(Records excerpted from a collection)
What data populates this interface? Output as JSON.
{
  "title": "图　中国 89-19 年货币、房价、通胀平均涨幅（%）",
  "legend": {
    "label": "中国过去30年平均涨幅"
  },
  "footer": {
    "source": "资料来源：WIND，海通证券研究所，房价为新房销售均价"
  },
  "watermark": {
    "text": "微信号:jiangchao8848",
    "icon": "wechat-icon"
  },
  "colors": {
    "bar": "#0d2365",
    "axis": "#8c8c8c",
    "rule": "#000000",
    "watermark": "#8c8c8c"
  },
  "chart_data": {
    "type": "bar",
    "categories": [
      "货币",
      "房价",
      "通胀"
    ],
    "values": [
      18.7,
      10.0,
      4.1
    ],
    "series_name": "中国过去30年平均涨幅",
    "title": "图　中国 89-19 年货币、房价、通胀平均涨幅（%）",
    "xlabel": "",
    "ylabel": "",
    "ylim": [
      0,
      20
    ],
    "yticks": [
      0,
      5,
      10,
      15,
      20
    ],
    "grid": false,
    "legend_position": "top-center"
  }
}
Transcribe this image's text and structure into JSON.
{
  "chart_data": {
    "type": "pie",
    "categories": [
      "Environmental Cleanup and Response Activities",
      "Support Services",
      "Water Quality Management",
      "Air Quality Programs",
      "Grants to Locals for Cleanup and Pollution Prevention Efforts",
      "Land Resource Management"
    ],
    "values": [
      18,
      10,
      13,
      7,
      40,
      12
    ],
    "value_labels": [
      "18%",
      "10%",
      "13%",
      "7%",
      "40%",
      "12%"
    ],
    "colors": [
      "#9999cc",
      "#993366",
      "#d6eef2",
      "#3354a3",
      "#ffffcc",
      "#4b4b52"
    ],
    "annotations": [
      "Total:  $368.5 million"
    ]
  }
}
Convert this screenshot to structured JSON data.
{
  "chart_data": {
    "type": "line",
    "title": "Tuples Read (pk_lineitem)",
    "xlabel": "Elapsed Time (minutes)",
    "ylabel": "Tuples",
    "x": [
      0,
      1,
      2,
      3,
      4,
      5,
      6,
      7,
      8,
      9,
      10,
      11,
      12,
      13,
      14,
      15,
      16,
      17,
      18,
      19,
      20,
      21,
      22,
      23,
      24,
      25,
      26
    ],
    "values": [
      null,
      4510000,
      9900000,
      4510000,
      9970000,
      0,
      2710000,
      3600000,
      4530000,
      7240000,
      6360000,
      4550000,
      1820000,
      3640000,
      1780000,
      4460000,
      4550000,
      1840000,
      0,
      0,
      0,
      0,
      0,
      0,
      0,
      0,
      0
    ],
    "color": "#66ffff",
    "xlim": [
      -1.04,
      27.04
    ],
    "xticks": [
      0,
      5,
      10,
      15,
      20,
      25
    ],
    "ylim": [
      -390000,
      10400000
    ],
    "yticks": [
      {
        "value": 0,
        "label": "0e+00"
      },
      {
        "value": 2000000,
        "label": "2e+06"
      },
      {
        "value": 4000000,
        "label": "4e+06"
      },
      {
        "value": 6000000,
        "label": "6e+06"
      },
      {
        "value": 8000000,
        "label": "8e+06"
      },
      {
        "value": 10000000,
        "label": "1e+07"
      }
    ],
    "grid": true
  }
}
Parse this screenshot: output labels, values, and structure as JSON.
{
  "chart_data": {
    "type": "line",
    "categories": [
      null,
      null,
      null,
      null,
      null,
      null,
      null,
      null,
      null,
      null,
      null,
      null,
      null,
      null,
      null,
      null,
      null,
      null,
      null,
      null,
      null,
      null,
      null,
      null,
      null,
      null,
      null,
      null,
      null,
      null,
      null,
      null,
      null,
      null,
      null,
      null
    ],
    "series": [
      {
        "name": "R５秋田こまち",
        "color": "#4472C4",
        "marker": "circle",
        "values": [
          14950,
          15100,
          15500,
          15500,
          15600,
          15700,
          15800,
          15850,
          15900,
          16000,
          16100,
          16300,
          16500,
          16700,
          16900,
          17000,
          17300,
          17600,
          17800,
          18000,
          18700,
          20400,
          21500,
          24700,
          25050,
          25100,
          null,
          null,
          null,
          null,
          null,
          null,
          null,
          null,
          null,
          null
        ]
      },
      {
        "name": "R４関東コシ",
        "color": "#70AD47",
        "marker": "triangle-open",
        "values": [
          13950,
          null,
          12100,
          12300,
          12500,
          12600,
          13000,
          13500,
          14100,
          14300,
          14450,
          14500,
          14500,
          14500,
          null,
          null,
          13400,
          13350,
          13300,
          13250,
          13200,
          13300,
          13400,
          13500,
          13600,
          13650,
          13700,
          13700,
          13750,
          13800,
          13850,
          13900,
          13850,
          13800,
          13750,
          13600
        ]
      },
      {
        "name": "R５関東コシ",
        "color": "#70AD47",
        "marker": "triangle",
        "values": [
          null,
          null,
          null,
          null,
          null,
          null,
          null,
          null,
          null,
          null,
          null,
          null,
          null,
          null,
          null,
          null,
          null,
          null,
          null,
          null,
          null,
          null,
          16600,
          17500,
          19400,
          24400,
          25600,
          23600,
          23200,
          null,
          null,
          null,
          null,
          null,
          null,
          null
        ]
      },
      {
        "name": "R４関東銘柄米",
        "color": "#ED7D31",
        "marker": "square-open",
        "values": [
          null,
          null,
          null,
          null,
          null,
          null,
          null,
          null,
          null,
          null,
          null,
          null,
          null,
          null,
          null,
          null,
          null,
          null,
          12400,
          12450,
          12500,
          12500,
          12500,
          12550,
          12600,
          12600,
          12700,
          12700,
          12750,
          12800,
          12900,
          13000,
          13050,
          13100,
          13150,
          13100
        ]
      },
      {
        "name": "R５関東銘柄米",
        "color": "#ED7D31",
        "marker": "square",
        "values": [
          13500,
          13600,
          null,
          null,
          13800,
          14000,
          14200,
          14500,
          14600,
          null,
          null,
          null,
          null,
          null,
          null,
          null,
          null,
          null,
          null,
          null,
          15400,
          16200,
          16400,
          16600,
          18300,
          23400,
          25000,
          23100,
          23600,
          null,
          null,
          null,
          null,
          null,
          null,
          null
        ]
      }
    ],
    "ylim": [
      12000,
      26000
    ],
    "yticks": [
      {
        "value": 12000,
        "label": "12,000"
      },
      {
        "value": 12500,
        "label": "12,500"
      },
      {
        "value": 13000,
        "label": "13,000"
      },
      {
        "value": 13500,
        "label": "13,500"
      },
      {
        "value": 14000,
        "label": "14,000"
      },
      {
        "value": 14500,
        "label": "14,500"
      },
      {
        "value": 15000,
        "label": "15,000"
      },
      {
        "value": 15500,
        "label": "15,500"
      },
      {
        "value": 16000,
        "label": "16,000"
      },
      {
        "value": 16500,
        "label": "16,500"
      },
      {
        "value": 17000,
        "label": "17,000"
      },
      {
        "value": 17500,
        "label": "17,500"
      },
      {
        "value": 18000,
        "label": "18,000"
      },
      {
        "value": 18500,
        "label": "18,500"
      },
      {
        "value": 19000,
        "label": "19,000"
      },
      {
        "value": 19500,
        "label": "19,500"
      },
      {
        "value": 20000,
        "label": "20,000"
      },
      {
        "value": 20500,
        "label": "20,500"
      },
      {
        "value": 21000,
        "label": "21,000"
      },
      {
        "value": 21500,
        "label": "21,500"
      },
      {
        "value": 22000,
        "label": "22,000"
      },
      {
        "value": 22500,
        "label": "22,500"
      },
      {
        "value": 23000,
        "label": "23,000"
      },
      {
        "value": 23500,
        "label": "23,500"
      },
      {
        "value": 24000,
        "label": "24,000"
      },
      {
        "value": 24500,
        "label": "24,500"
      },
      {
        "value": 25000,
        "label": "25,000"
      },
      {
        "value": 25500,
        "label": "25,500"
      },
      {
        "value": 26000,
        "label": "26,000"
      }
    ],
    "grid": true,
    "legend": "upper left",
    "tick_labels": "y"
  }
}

Instructions for the task: Using the listing above, list every line in which the string "text" occurs.

Final answer:
    "text": "微信号:jiangchao8848",
Transcribe this image's text and structure into JSON.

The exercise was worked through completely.